SET EXERCISE :: Return the listing below verbatim, starting at its first line and stopping after the line that contains "slider-track-m[interactable] bbox=[879, 209, 1057, 218]".

--- BEGIN DATA ENTRIES ---

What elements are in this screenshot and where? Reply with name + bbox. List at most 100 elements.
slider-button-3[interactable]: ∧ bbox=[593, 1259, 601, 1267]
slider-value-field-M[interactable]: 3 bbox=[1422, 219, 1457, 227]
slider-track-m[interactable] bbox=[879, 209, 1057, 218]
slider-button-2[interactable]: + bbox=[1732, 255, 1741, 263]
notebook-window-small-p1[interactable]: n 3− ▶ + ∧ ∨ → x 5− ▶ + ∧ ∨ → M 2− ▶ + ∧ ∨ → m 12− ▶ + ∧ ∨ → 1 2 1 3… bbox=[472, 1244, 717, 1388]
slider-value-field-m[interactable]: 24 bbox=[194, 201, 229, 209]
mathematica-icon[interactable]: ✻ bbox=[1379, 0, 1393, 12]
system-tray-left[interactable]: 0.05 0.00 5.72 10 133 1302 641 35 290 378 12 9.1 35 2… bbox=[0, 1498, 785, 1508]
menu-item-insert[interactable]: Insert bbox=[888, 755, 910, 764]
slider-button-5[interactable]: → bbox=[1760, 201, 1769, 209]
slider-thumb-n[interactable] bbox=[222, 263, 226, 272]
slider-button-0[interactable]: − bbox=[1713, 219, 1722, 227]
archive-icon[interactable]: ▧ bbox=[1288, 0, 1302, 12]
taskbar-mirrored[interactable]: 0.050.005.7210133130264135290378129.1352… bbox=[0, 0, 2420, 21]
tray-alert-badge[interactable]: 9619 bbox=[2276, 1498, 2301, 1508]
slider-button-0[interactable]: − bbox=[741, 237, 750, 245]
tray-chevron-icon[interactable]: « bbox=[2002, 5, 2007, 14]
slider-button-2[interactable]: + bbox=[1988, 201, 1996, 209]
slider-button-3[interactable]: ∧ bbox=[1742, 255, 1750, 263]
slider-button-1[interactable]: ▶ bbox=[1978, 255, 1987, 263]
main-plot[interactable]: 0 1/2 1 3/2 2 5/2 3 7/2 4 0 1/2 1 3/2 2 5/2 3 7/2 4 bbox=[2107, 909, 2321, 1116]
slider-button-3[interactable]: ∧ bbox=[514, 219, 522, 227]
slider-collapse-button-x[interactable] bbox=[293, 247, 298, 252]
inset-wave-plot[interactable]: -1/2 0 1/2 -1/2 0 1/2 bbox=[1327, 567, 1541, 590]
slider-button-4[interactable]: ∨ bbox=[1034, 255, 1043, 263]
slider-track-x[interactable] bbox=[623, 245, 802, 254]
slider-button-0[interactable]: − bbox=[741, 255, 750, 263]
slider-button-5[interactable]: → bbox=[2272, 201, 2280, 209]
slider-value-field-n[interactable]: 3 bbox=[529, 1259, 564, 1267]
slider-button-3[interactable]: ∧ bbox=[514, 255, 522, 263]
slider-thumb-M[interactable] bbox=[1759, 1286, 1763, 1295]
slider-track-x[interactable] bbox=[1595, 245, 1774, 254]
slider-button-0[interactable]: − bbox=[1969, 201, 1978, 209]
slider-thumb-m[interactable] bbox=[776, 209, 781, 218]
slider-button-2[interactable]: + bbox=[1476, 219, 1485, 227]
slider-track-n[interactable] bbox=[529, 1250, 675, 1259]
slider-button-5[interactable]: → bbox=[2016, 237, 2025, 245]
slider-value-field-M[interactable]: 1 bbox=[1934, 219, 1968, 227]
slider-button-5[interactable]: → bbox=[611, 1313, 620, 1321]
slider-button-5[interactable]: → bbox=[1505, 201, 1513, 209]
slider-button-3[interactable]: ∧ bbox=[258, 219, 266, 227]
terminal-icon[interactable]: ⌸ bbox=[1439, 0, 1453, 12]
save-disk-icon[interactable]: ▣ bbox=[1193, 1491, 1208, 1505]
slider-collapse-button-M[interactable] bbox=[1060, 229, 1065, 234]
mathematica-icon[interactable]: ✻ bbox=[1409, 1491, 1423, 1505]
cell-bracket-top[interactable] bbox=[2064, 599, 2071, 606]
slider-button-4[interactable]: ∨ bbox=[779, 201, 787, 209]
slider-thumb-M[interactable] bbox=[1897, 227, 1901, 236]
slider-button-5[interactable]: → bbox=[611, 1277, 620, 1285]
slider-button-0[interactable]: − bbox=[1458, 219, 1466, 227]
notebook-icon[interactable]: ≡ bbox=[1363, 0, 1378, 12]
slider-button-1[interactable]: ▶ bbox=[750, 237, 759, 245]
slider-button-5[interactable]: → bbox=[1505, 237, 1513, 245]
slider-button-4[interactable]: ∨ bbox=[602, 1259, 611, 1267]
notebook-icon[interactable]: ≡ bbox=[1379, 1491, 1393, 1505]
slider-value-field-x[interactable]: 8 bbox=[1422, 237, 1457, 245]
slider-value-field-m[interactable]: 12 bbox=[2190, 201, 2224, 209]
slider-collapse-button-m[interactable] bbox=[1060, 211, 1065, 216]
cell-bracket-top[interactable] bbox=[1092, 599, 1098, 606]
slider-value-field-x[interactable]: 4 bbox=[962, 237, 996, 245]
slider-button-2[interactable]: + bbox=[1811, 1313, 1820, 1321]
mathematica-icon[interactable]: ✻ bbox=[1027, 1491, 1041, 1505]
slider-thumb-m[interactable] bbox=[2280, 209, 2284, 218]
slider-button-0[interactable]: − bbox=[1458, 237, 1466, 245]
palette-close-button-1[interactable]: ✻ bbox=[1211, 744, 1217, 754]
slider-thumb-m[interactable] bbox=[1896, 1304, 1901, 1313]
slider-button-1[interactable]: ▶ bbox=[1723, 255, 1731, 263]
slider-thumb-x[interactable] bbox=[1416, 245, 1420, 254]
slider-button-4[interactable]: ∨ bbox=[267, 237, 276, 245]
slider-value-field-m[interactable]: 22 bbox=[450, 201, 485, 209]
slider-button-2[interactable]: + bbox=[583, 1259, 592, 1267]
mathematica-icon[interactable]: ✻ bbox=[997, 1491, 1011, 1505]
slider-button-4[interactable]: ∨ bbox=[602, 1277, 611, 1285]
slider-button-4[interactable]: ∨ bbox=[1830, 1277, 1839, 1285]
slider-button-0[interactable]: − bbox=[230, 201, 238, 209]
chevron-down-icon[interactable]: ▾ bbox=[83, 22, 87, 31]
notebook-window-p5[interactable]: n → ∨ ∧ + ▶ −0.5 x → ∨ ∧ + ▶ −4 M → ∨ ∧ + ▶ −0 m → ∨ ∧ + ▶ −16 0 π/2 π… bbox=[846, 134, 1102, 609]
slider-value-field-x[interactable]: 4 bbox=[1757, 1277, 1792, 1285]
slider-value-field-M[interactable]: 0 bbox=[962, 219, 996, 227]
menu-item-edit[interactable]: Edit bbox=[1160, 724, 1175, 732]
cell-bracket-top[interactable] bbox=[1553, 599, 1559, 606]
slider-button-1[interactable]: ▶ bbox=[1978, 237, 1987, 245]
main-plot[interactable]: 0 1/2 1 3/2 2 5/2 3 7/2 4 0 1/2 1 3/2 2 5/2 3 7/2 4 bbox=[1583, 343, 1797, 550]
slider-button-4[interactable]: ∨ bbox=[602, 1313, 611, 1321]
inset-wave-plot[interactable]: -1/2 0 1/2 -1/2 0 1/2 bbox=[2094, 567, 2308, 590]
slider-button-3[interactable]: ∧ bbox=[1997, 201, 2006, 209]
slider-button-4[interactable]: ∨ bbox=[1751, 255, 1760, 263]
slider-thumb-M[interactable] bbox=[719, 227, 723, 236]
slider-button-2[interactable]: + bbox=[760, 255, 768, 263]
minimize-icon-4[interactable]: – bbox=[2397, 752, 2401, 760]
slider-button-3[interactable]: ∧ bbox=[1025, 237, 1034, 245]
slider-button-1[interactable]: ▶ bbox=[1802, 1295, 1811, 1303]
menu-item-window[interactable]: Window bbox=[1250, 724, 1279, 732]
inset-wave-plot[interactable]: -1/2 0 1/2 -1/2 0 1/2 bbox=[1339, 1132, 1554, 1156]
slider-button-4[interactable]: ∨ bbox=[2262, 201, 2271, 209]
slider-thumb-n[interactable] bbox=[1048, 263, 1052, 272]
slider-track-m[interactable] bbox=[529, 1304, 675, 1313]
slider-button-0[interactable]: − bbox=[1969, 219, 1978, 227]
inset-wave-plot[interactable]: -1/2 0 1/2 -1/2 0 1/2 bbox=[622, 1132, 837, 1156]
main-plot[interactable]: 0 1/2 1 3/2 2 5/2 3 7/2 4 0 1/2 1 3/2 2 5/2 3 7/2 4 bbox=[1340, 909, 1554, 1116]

--- END DATA ENTRIES ---

FULL OUTPUT ::
What elements are in this screenshot and where? Reply with name + bbox. List at most 100 elements.
slider-button-3[interactable]: ∧ bbox=[593, 1259, 601, 1267]
slider-value-field-M[interactable]: 3 bbox=[1422, 219, 1457, 227]
slider-track-m[interactable] bbox=[879, 209, 1057, 218]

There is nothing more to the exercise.